STATED TASK:
Transcribe the listing verbatim. Do not carry over any pictures.

DATA SECTION:

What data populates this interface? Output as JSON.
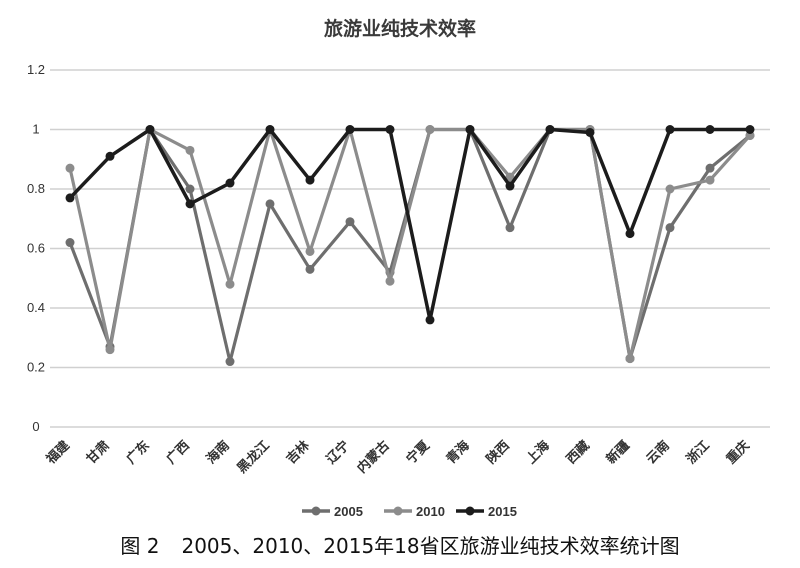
{
  "chart_data": {
    "type": "line",
    "title": "旅游业纯技术效率",
    "categories": [
      "福建",
      "甘肃",
      "广东",
      "广西",
      "海南",
      "黑龙江",
      "吉林",
      "辽宁",
      "内蒙古",
      "宁夏",
      "青海",
      "陕西",
      "上海",
      "西藏",
      "新疆",
      "云南",
      "浙江",
      "重庆"
    ],
    "series": [
      {
        "name": "2005",
        "color": "#6e6e6e",
        "values": [
          0.62,
          0.27,
          1.0,
          0.8,
          0.22,
          0.75,
          0.53,
          0.69,
          0.52,
          1.0,
          1.0,
          0.67,
          1.0,
          1.0,
          0.23,
          0.67,
          0.87,
          0.98
        ]
      },
      {
        "name": "2010",
        "color": "#8c8c8c",
        "values": [
          0.87,
          0.26,
          1.0,
          0.93,
          0.48,
          1.0,
          0.59,
          1.0,
          0.49,
          1.0,
          1.0,
          0.84,
          1.0,
          1.0,
          0.23,
          0.8,
          0.83,
          0.98
        ]
      },
      {
        "name": "2015",
        "color": "#1c1c1c",
        "values": [
          0.77,
          0.91,
          1.0,
          0.75,
          0.82,
          1.0,
          0.83,
          1.0,
          1.0,
          0.36,
          1.0,
          0.81,
          1.0,
          0.99,
          0.65,
          1.0,
          1.0,
          1.0
        ]
      }
    ],
    "y_ticks": [
      "0",
      "0.2",
      "0.4",
      "0.6",
      "0.8",
      "1",
      "1.2"
    ],
    "ylim": [
      0,
      1.2
    ],
    "grid": true,
    "legend_position": "bottom"
  },
  "caption": {
    "figure_number": "图 2",
    "text": "2005、2010、2015年18省区旅游业纯技术效率统计图"
  }
}
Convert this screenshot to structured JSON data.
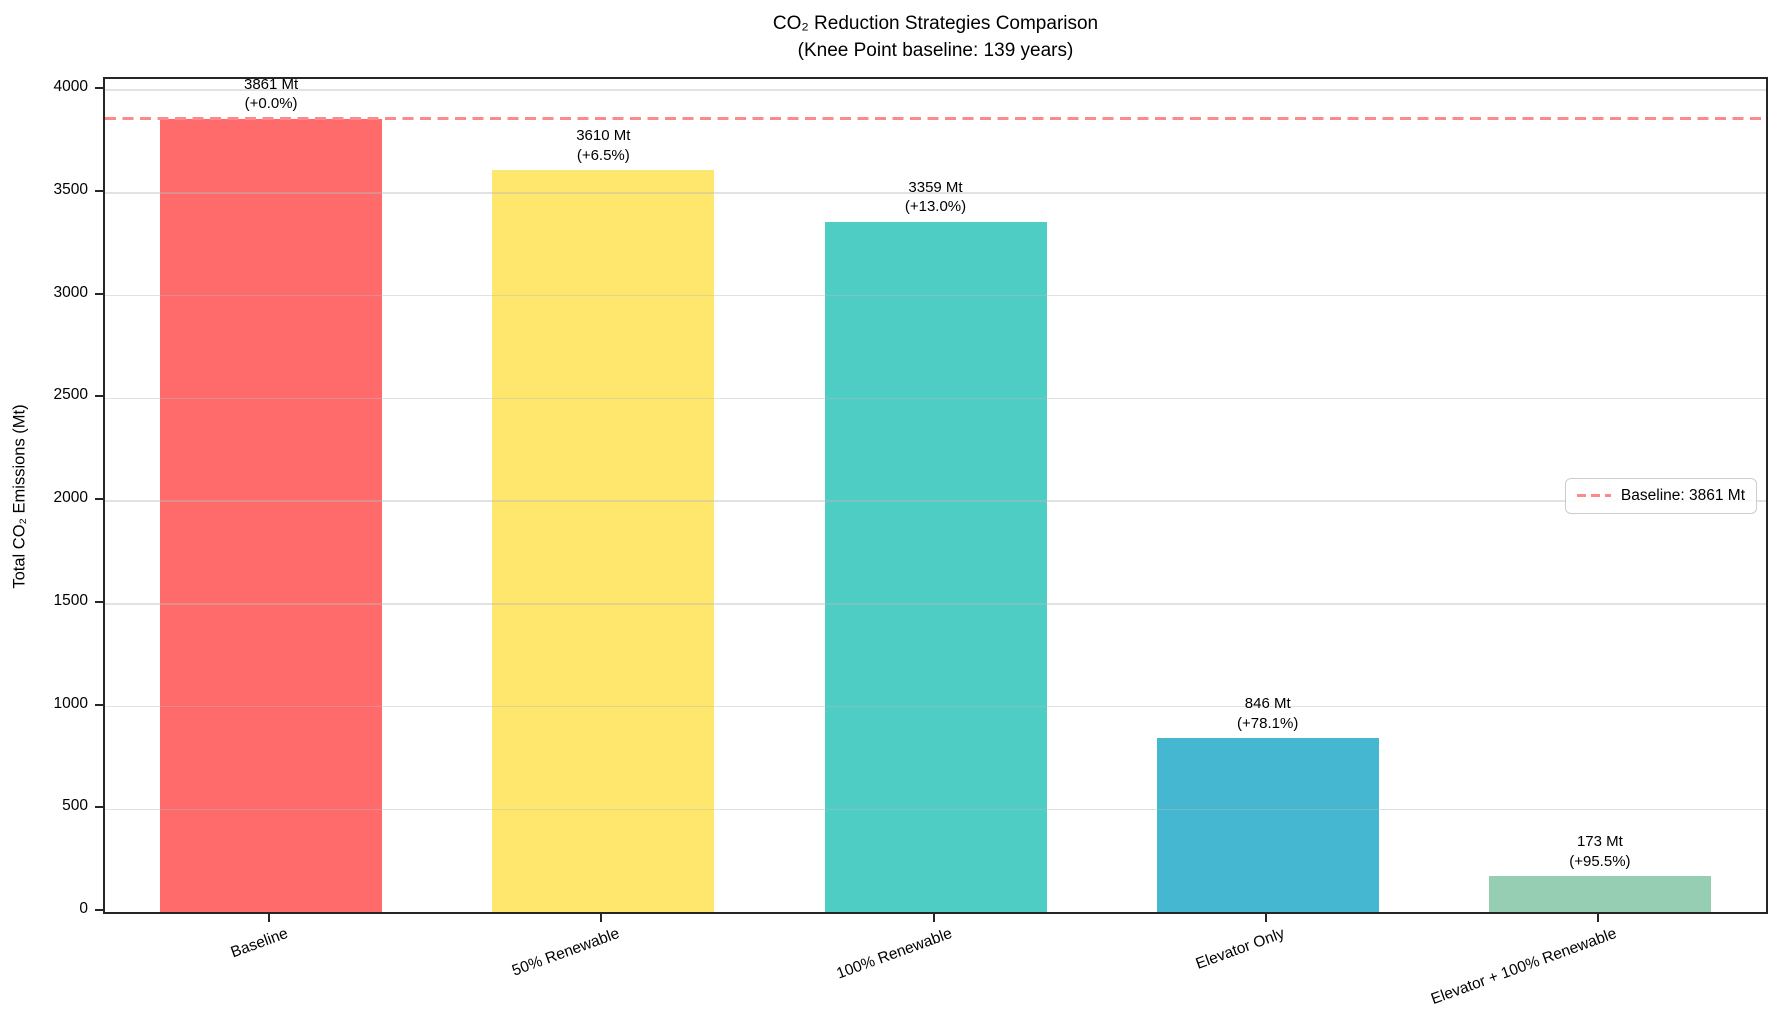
{
  "chart_data": {
    "type": "bar",
    "title": "CO₂ Reduction Strategies Comparison",
    "subtitle": "(Knee Point baseline: 139 years)",
    "ylabel": "Total CO₂ Emissions (Mt)",
    "xlabel": "",
    "categories": [
      "Baseline",
      "50% Renewable",
      "100% Renewable",
      "Elevator Only",
      "Elevator + 100% Renewable"
    ],
    "values": [
      3861,
      3610,
      3359,
      846,
      173
    ],
    "bar_labels": [
      [
        "3861 Mt",
        "(+0.0%)"
      ],
      [
        "3610 Mt",
        "(+6.5%)"
      ],
      [
        "3359 Mt",
        "(+13.0%)"
      ],
      [
        "846 Mt",
        "(+78.1%)"
      ],
      [
        "173 Mt",
        "(+95.5%)"
      ]
    ],
    "bar_colors": [
      "#FF6B6B",
      "#FFE66D",
      "#4ECDC4",
      "#45B7D1",
      "#96CEB4"
    ],
    "ylim": [
      0,
      4054
    ],
    "yticks": [
      0,
      500,
      1000,
      1500,
      2000,
      2500,
      3000,
      3500,
      4000
    ],
    "grid": "horizontal",
    "legend_position": "center right",
    "baseline": {
      "value": 3861,
      "legend_label": "Baseline: 3861 Mt",
      "color": "#fb8b8b",
      "style": "dashed"
    }
  }
}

SOLUTION BELOW:
What data populates this interface? Output as JSON.
{
  "chart_data": {
    "type": "line",
    "title": "旅游业纯技术效率",
    "categories": [
      "福建",
      "甘肃",
      "广东",
      "广西",
      "海南",
      "黑龙江",
      "吉林",
      "辽宁",
      "内蒙古",
      "宁夏",
      "青海",
      "陕西",
      "上海",
      "西藏",
      "新疆",
      "云南",
      "浙江",
      "重庆"
    ],
    "series": [
      {
        "name": "2005",
        "color": "#6e6e6e",
        "values": [
          0.62,
          0.27,
          1.0,
          0.8,
          0.22,
          0.75,
          0.53,
          0.69,
          0.52,
          1.0,
          1.0,
          0.67,
          1.0,
          1.0,
          0.23,
          0.67,
          0.87,
          0.98
        ]
      },
      {
        "name": "2010",
        "color": "#8c8c8c",
        "values": [
          0.87,
          0.26,
          1.0,
          0.93,
          0.48,
          1.0,
          0.59,
          1.0,
          0.49,
          1.0,
          1.0,
          0.84,
          1.0,
          1.0,
          0.23,
          0.8,
          0.83,
          0.98
        ]
      },
      {
        "name": "2015",
        "color": "#1c1c1c",
        "values": [
          0.77,
          0.91,
          1.0,
          0.75,
          0.82,
          1.0,
          0.83,
          1.0,
          1.0,
          0.36,
          1.0,
          0.81,
          1.0,
          0.99,
          0.65,
          1.0,
          1.0,
          1.0
        ]
      }
    ],
    "y_ticks": [
      "0",
      "0.2",
      "0.4",
      "0.6",
      "0.8",
      "1",
      "1.2"
    ],
    "ylim": [
      0,
      1.2
    ],
    "grid": true,
    "legend_position": "bottom"
  },
  "caption": {
    "figure_number": "图 2",
    "text": "2005、2010、2015年18省区旅游业纯技术效率统计图"
  }
}
Convert this screenshot to structured JSON data.
{
  "chart_data": {
    "type": "bar",
    "title": "CO₂ Reduction Strategies Comparison",
    "subtitle": "(Knee Point baseline: 139 years)",
    "ylabel": "Total CO₂ Emissions (Mt)",
    "xlabel": "",
    "categories": [
      "Baseline",
      "50% Renewable",
      "100% Renewable",
      "Elevator Only",
      "Elevator + 100% Renewable"
    ],
    "values": [
      3861,
      3610,
      3359,
      846,
      173
    ],
    "bar_labels": [
      [
        "3861 Mt",
        "(+0.0%)"
      ],
      [
        "3610 Mt",
        "(+6.5%)"
      ],
      [
        "3359 Mt",
        "(+13.0%)"
      ],
      [
        "846 Mt",
        "(+78.1%)"
      ],
      [
        "173 Mt",
        "(+95.5%)"
      ]
    ],
    "bar_colors": [
      "#FF6B6B",
      "#FFE66D",
      "#4ECDC4",
      "#45B7D1",
      "#96CEB4"
    ],
    "ylim": [
      0,
      4054
    ],
    "yticks": [
      0,
      500,
      1000,
      1500,
      2000,
      2500,
      3000,
      3500,
      4000
    ],
    "grid": "horizontal",
    "legend_position": "center right",
    "baseline": {
      "value": 3861,
      "legend_label": "Baseline: 3861 Mt",
      "color": "#fb8b8b",
      "style": "dashed"
    }
  }
}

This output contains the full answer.